** BEGIN Data for this exercise **
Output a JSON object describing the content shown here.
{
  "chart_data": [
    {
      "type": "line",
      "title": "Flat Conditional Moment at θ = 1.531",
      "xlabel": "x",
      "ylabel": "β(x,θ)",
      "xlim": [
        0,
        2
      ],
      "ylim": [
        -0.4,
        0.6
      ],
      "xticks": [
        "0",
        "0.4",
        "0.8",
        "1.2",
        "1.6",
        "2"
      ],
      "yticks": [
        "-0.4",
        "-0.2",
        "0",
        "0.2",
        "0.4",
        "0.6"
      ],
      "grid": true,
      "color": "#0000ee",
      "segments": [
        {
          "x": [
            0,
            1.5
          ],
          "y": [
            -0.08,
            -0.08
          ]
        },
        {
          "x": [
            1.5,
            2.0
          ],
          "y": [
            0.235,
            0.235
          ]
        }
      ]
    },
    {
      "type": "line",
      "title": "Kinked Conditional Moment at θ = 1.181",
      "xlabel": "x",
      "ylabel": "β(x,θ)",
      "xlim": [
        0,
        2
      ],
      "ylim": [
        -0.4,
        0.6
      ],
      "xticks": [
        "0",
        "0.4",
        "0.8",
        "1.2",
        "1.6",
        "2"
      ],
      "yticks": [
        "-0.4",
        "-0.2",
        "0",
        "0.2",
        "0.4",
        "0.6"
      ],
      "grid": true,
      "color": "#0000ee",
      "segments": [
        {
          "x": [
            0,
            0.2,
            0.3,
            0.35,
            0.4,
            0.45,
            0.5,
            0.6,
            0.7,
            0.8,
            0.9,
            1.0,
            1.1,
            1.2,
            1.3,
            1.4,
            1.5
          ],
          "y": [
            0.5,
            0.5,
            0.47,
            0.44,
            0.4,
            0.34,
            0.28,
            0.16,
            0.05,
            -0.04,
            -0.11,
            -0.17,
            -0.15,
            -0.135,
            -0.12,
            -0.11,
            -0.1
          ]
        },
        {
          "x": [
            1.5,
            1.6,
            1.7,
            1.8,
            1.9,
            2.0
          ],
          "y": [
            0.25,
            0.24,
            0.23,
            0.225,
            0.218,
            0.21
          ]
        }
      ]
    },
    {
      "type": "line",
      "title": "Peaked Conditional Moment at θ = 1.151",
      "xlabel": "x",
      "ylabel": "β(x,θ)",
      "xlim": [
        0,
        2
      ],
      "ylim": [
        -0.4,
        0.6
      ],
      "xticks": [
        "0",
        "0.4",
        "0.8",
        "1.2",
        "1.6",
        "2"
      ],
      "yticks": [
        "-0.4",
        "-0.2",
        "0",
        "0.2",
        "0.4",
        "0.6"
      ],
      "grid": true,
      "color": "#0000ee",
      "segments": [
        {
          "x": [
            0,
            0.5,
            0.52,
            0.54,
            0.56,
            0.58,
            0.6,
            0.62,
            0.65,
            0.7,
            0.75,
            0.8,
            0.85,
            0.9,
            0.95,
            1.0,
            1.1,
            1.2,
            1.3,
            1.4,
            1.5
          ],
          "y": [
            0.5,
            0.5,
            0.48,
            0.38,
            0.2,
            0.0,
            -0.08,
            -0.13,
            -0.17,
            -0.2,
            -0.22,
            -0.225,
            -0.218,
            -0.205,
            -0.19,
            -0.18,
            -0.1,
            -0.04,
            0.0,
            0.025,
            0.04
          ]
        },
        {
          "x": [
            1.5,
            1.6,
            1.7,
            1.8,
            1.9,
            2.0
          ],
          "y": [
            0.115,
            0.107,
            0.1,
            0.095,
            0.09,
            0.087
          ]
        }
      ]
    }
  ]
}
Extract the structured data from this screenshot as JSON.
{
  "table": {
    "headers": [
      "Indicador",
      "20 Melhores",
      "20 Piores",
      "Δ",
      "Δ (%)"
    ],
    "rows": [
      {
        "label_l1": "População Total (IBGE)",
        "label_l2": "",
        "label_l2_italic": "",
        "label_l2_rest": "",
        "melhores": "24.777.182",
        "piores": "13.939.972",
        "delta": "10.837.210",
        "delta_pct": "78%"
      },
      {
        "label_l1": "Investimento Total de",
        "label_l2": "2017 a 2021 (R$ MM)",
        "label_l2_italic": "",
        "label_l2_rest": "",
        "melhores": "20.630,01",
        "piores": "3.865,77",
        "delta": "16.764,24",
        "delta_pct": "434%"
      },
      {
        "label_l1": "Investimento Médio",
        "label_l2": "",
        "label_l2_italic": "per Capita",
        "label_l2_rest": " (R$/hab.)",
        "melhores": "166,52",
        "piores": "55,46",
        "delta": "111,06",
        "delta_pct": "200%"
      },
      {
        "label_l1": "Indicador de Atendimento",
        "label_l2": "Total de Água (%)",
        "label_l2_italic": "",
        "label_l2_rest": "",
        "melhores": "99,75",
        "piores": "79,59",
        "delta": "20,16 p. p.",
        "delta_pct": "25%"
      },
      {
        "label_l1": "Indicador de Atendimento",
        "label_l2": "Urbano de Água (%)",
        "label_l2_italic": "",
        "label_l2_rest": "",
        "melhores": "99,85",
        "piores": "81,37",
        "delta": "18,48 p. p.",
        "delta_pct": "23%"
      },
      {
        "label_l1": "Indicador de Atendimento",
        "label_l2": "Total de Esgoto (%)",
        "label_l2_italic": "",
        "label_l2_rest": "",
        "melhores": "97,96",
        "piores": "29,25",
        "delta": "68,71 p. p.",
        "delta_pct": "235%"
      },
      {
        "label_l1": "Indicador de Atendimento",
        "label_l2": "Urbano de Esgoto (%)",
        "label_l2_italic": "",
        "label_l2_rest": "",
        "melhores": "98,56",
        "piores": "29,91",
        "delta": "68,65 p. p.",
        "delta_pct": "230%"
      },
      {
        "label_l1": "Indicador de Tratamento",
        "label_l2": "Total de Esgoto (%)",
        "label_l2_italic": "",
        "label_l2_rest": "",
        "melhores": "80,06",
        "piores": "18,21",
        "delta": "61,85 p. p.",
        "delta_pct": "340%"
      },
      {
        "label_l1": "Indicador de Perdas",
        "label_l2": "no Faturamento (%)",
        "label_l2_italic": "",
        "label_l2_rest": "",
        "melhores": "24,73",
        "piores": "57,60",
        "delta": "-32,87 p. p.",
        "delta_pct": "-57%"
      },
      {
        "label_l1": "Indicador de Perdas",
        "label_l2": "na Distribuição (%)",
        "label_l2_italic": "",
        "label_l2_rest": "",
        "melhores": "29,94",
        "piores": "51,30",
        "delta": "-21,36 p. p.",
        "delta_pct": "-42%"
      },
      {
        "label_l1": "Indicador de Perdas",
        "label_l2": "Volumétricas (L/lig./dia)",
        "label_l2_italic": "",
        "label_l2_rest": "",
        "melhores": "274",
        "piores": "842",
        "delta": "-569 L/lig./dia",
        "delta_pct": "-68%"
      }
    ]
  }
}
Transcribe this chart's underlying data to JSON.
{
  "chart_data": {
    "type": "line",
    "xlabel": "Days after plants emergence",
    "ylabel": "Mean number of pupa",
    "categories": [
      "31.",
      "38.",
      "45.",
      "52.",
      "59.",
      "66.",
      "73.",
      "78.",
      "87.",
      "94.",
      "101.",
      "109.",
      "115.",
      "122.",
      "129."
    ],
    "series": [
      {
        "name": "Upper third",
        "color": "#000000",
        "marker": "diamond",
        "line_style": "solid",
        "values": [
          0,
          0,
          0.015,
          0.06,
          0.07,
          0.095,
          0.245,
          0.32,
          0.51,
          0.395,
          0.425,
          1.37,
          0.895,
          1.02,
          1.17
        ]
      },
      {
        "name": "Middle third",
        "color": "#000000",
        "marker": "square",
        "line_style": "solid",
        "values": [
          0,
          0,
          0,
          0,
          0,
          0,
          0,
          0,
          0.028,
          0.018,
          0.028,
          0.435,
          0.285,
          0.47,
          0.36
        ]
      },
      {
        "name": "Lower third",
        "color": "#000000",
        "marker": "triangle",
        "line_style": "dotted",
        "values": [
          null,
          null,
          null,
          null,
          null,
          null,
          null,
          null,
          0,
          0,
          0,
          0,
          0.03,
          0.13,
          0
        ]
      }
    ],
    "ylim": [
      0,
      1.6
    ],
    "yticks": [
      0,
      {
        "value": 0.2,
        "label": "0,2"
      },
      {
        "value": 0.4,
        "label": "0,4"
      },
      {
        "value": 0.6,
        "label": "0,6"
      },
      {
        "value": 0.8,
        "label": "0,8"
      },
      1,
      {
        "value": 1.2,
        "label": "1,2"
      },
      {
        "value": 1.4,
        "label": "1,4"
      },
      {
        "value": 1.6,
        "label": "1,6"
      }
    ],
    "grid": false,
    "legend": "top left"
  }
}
** END Data for this exercise **
Description of the task => Read through the entries and copy every line that includes "Moment".

Answer below =>
      "title": "Flat Conditional Moment at θ = 1.531",
      "title": "Kinked Conditional Moment at θ = 1.181",
      "title": "Peaked Conditional Moment at θ = 1.151",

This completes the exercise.